→ TASK TO CARRY OUT
Every entry below should be repeated exactly; the pictures should not.

→ SUPPLIED RECORDS
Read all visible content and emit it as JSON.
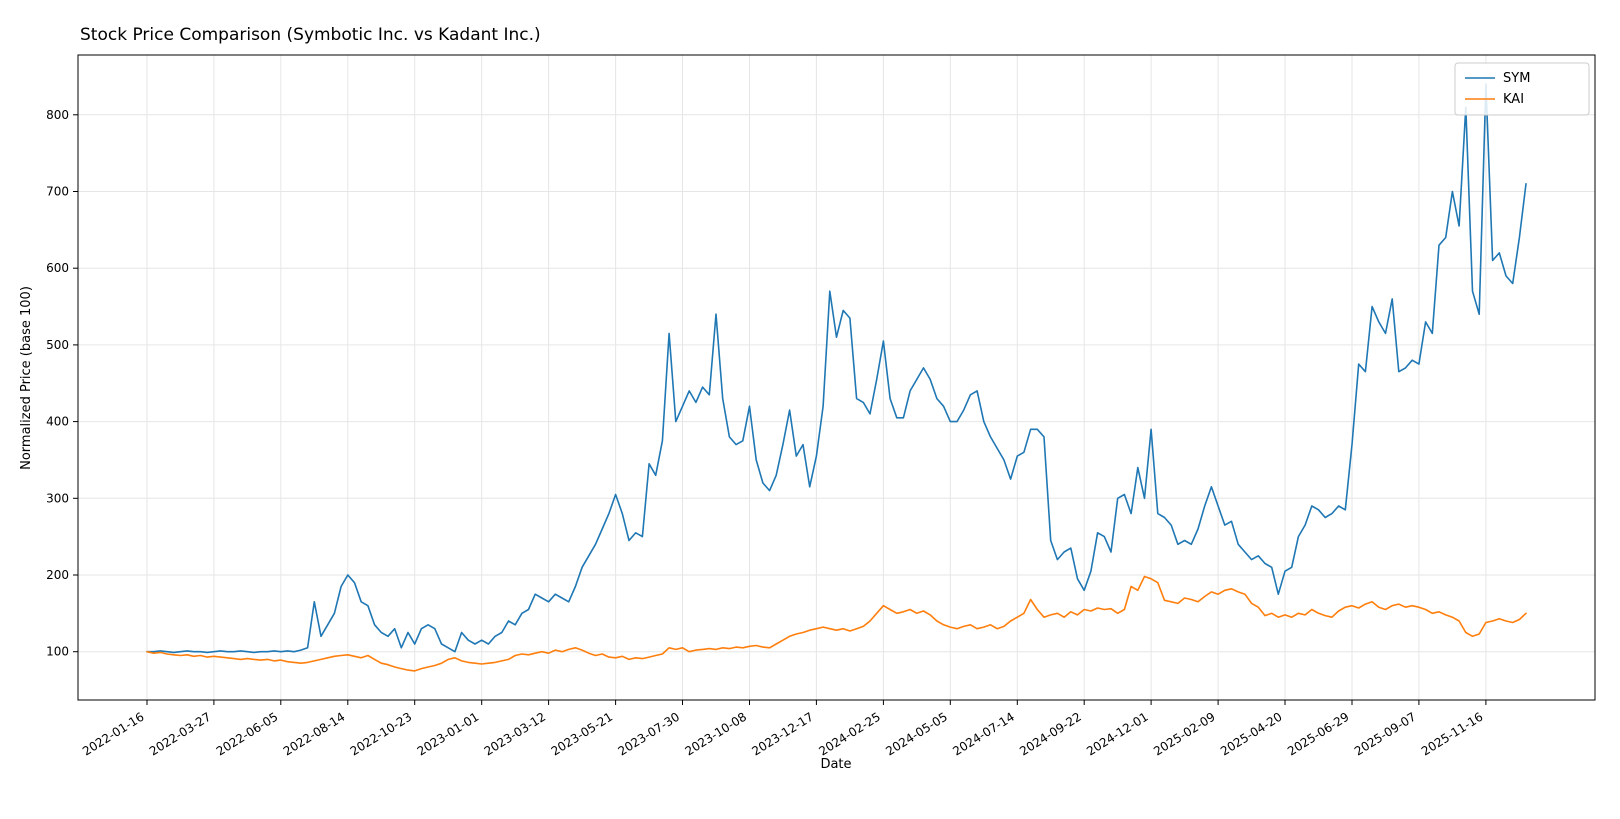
{
  "chart_data": {
    "type": "line",
    "title": "Stock Price Comparison (Symbotic Inc. vs Kadant Inc.)",
    "xlabel": "Date",
    "ylabel": "Normalized Price (base 100)",
    "grid": true,
    "legend_position": "top-right",
    "ylim": [
      37,
      878
    ],
    "y_ticks": [
      100,
      200,
      300,
      400,
      500,
      600,
      700,
      800
    ],
    "x_description": "weekly data points starting 2022-01-16, one point per 7 days",
    "x_tick_indices": [
      0,
      10,
      20,
      30,
      40,
      50,
      60,
      70,
      80,
      90,
      100,
      110,
      120,
      130,
      140,
      150,
      160,
      170,
      180,
      190,
      200
    ],
    "x_tick_labels": [
      "2022-01-16",
      "2022-03-27",
      "2022-06-05",
      "2022-08-14",
      "2022-10-23",
      "2023-01-01",
      "2023-03-12",
      "2023-05-21",
      "2023-07-30",
      "2023-10-08",
      "2023-12-17",
      "2024-02-25",
      "2024-05-05",
      "2024-07-14",
      "2024-09-22",
      "2024-12-01",
      "2025-02-09",
      "2025-04-20",
      "2025-06-29",
      "2025-09-07",
      "2025-11-16"
    ],
    "series": [
      {
        "name": "SYM",
        "color": "#1f77b4",
        "values": [
          100,
          100,
          101,
          100,
          99,
          100,
          101,
          100,
          100,
          99,
          100,
          101,
          100,
          100,
          101,
          100,
          99,
          100,
          100,
          101,
          100,
          101,
          100,
          102,
          105,
          165,
          120,
          135,
          150,
          185,
          200,
          190,
          165,
          160,
          135,
          125,
          120,
          130,
          105,
          125,
          110,
          130,
          135,
          130,
          110,
          105,
          100,
          125,
          115,
          110,
          115,
          110,
          120,
          125,
          140,
          135,
          150,
          155,
          175,
          170,
          165,
          175,
          170,
          165,
          185,
          210,
          225,
          240,
          260,
          280,
          305,
          280,
          245,
          255,
          250,
          345,
          330,
          375,
          515,
          400,
          420,
          440,
          425,
          445,
          435,
          540,
          430,
          380,
          370,
          375,
          420,
          350,
          320,
          310,
          330,
          370,
          415,
          355,
          370,
          315,
          355,
          420,
          570,
          510,
          545,
          535,
          430,
          425,
          410,
          455,
          505,
          430,
          405,
          405,
          440,
          455,
          470,
          455,
          430,
          420,
          400,
          400,
          415,
          435,
          440,
          400,
          380,
          365,
          350,
          325,
          355,
          360,
          390,
          390,
          380,
          245,
          220,
          230,
          235,
          195,
          180,
          205,
          255,
          250,
          230,
          300,
          305,
          280,
          340,
          300,
          390,
          280,
          275,
          265,
          240,
          245,
          240,
          260,
          290,
          315,
          290,
          265,
          270,
          240,
          230,
          220,
          225,
          215,
          210,
          175,
          205,
          210,
          250,
          265,
          290,
          285,
          275,
          280,
          290,
          285,
          370,
          475,
          465,
          550,
          530,
          515,
          560,
          465,
          470,
          480,
          475,
          530,
          515,
          630,
          640,
          700,
          655,
          810,
          570,
          540,
          840,
          610,
          620,
          590,
          580,
          640,
          710
        ]
      },
      {
        "name": "KAI",
        "color": "#ff7f0e",
        "values": [
          100,
          98,
          99,
          97,
          96,
          95,
          96,
          94,
          95,
          93,
          94,
          93,
          92,
          91,
          90,
          91,
          90,
          89,
          90,
          88,
          89,
          87,
          86,
          85,
          86,
          88,
          90,
          92,
          94,
          95,
          96,
          94,
          92,
          95,
          90,
          85,
          83,
          80,
          78,
          76,
          75,
          78,
          80,
          82,
          85,
          90,
          92,
          88,
          86,
          85,
          84,
          85,
          86,
          88,
          90,
          95,
          97,
          96,
          98,
          100,
          98,
          102,
          100,
          103,
          105,
          102,
          98,
          95,
          97,
          93,
          92,
          94,
          90,
          92,
          91,
          93,
          95,
          97,
          105,
          103,
          105,
          100,
          102,
          103,
          104,
          103,
          105,
          104,
          106,
          105,
          107,
          108,
          106,
          105,
          110,
          115,
          120,
          123,
          125,
          128,
          130,
          132,
          130,
          128,
          130,
          127,
          130,
          133,
          140,
          150,
          160,
          155,
          150,
          152,
          155,
          150,
          153,
          148,
          140,
          135,
          132,
          130,
          133,
          135,
          130,
          132,
          135,
          130,
          133,
          140,
          145,
          150,
          168,
          155,
          145,
          148,
          150,
          145,
          152,
          148,
          155,
          153,
          157,
          155,
          156,
          150,
          155,
          185,
          180,
          198,
          195,
          190,
          167,
          165,
          163,
          170,
          168,
          165,
          172,
          178,
          175,
          180,
          182,
          178,
          175,
          163,
          158,
          147,
          150,
          145,
          148,
          145,
          150,
          148,
          155,
          150,
          147,
          145,
          153,
          158,
          160,
          157,
          162,
          165,
          158,
          155,
          160,
          162,
          158,
          160,
          158,
          155,
          150,
          152,
          148,
          145,
          140,
          125,
          120,
          123,
          138,
          140,
          143,
          140,
          138,
          142,
          150
        ]
      }
    ]
  }
}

→ EXPECTED ANSWER
Read all visible content and emit it as JSON.
{
  "chart_data": {
    "type": "line",
    "title": "Stock Price Comparison (Symbotic Inc. vs Kadant Inc.)",
    "xlabel": "Date",
    "ylabel": "Normalized Price (base 100)",
    "grid": true,
    "legend_position": "top-right",
    "ylim": [
      37,
      878
    ],
    "y_ticks": [
      100,
      200,
      300,
      400,
      500,
      600,
      700,
      800
    ],
    "x_description": "weekly data points starting 2022-01-16, one point per 7 days",
    "x_tick_indices": [
      0,
      10,
      20,
      30,
      40,
      50,
      60,
      70,
      80,
      90,
      100,
      110,
      120,
      130,
      140,
      150,
      160,
      170,
      180,
      190,
      200
    ],
    "x_tick_labels": [
      "2022-01-16",
      "2022-03-27",
      "2022-06-05",
      "2022-08-14",
      "2022-10-23",
      "2023-01-01",
      "2023-03-12",
      "2023-05-21",
      "2023-07-30",
      "2023-10-08",
      "2023-12-17",
      "2024-02-25",
      "2024-05-05",
      "2024-07-14",
      "2024-09-22",
      "2024-12-01",
      "2025-02-09",
      "2025-04-20",
      "2025-06-29",
      "2025-09-07",
      "2025-11-16"
    ],
    "series": [
      {
        "name": "SYM",
        "color": "#1f77b4",
        "values": [
          100,
          100,
          101,
          100,
          99,
          100,
          101,
          100,
          100,
          99,
          100,
          101,
          100,
          100,
          101,
          100,
          99,
          100,
          100,
          101,
          100,
          101,
          100,
          102,
          105,
          165,
          120,
          135,
          150,
          185,
          200,
          190,
          165,
          160,
          135,
          125,
          120,
          130,
          105,
          125,
          110,
          130,
          135,
          130,
          110,
          105,
          100,
          125,
          115,
          110,
          115,
          110,
          120,
          125,
          140,
          135,
          150,
          155,
          175,
          170,
          165,
          175,
          170,
          165,
          185,
          210,
          225,
          240,
          260,
          280,
          305,
          280,
          245,
          255,
          250,
          345,
          330,
          375,
          515,
          400,
          420,
          440,
          425,
          445,
          435,
          540,
          430,
          380,
          370,
          375,
          420,
          350,
          320,
          310,
          330,
          370,
          415,
          355,
          370,
          315,
          355,
          420,
          570,
          510,
          545,
          535,
          430,
          425,
          410,
          455,
          505,
          430,
          405,
          405,
          440,
          455,
          470,
          455,
          430,
          420,
          400,
          400,
          415,
          435,
          440,
          400,
          380,
          365,
          350,
          325,
          355,
          360,
          390,
          390,
          380,
          245,
          220,
          230,
          235,
          195,
          180,
          205,
          255,
          250,
          230,
          300,
          305,
          280,
          340,
          300,
          390,
          280,
          275,
          265,
          240,
          245,
          240,
          260,
          290,
          315,
          290,
          265,
          270,
          240,
          230,
          220,
          225,
          215,
          210,
          175,
          205,
          210,
          250,
          265,
          290,
          285,
          275,
          280,
          290,
          285,
          370,
          475,
          465,
          550,
          530,
          515,
          560,
          465,
          470,
          480,
          475,
          530,
          515,
          630,
          640,
          700,
          655,
          810,
          570,
          540,
          840,
          610,
          620,
          590,
          580,
          640,
          710
        ]
      },
      {
        "name": "KAI",
        "color": "#ff7f0e",
        "values": [
          100,
          98,
          99,
          97,
          96,
          95,
          96,
          94,
          95,
          93,
          94,
          93,
          92,
          91,
          90,
          91,
          90,
          89,
          90,
          88,
          89,
          87,
          86,
          85,
          86,
          88,
          90,
          92,
          94,
          95,
          96,
          94,
          92,
          95,
          90,
          85,
          83,
          80,
          78,
          76,
          75,
          78,
          80,
          82,
          85,
          90,
          92,
          88,
          86,
          85,
          84,
          85,
          86,
          88,
          90,
          95,
          97,
          96,
          98,
          100,
          98,
          102,
          100,
          103,
          105,
          102,
          98,
          95,
          97,
          93,
          92,
          94,
          90,
          92,
          91,
          93,
          95,
          97,
          105,
          103,
          105,
          100,
          102,
          103,
          104,
          103,
          105,
          104,
          106,
          105,
          107,
          108,
          106,
          105,
          110,
          115,
          120,
          123,
          125,
          128,
          130,
          132,
          130,
          128,
          130,
          127,
          130,
          133,
          140,
          150,
          160,
          155,
          150,
          152,
          155,
          150,
          153,
          148,
          140,
          135,
          132,
          130,
          133,
          135,
          130,
          132,
          135,
          130,
          133,
          140,
          145,
          150,
          168,
          155,
          145,
          148,
          150,
          145,
          152,
          148,
          155,
          153,
          157,
          155,
          156,
          150,
          155,
          185,
          180,
          198,
          195,
          190,
          167,
          165,
          163,
          170,
          168,
          165,
          172,
          178,
          175,
          180,
          182,
          178,
          175,
          163,
          158,
          147,
          150,
          145,
          148,
          145,
          150,
          148,
          155,
          150,
          147,
          145,
          153,
          158,
          160,
          157,
          162,
          165,
          158,
          155,
          160,
          162,
          158,
          160,
          158,
          155,
          150,
          152,
          148,
          145,
          140,
          125,
          120,
          123,
          138,
          140,
          143,
          140,
          138,
          142,
          150
        ]
      }
    ]
  }
}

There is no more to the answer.